- **WHAT IS ASKED**
Write the records below out again exactly as given, with no images.

++++++++++

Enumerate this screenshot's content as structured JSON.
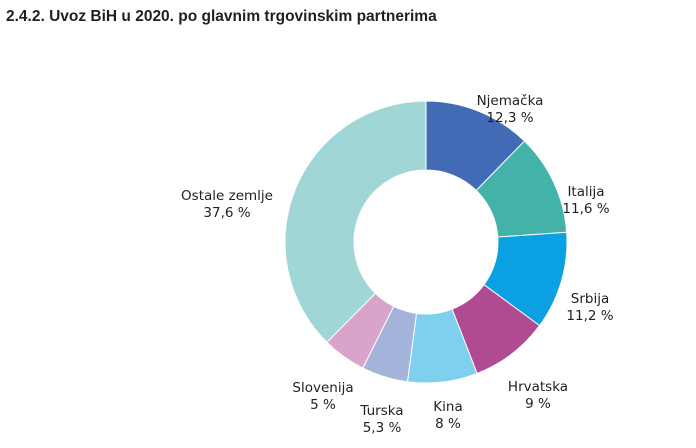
{
  "header": {
    "title": "2.4.2. Uvoz BiH u 2020. po glavnim trgovinskim partnerima"
  },
  "chart_data": {
    "type": "pie",
    "variant": "donut",
    "title": "2.4.2. Uvoz BiH u 2020. po glavnim trgovinskim partnerima",
    "categories": [
      "Njemačka",
      "Italija",
      "Srbija",
      "Hrvatska",
      "Kina",
      "Turska",
      "Slovenija",
      "Ostale zemlje"
    ],
    "values": [
      12.3,
      11.6,
      11.2,
      9,
      8,
      5.3,
      5,
      37.6
    ],
    "value_labels": [
      "12,3 %",
      "11,6 %",
      "11,2 %",
      "9 %",
      "8 %",
      "5,3 %",
      "5 %",
      "37,6 %"
    ],
    "colors": [
      "#436bb5",
      "#43b2a8",
      "#0aa0e2",
      "#b04a92",
      "#7fd0ef",
      "#a3b3da",
      "#d9a4cc",
      "#a1d6d6"
    ],
    "start": "12 o'clock",
    "direction": "clockwise",
    "legend": "none"
  }
}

++++++++++

- **SOLUTION**
Enumerate this screenshot's content as structured JSON.
{
  "header": {
    "title": "2.4.2. Uvoz BiH u 2020. po glavnim trgovinskim partnerima"
  },
  "chart_data": {
    "type": "pie",
    "variant": "donut",
    "title": "2.4.2. Uvoz BiH u 2020. po glavnim trgovinskim partnerima",
    "categories": [
      "Njemačka",
      "Italija",
      "Srbija",
      "Hrvatska",
      "Kina",
      "Turska",
      "Slovenija",
      "Ostale zemlje"
    ],
    "values": [
      12.3,
      11.6,
      11.2,
      9,
      8,
      5.3,
      5,
      37.6
    ],
    "value_labels": [
      "12,3 %",
      "11,6 %",
      "11,2 %",
      "9 %",
      "8 %",
      "5,3 %",
      "5 %",
      "37,6 %"
    ],
    "colors": [
      "#436bb5",
      "#43b2a8",
      "#0aa0e2",
      "#b04a92",
      "#7fd0ef",
      "#a3b3da",
      "#d9a4cc",
      "#a1d6d6"
    ],
    "start": "12 o'clock",
    "direction": "clockwise",
    "legend": "none"
  }
}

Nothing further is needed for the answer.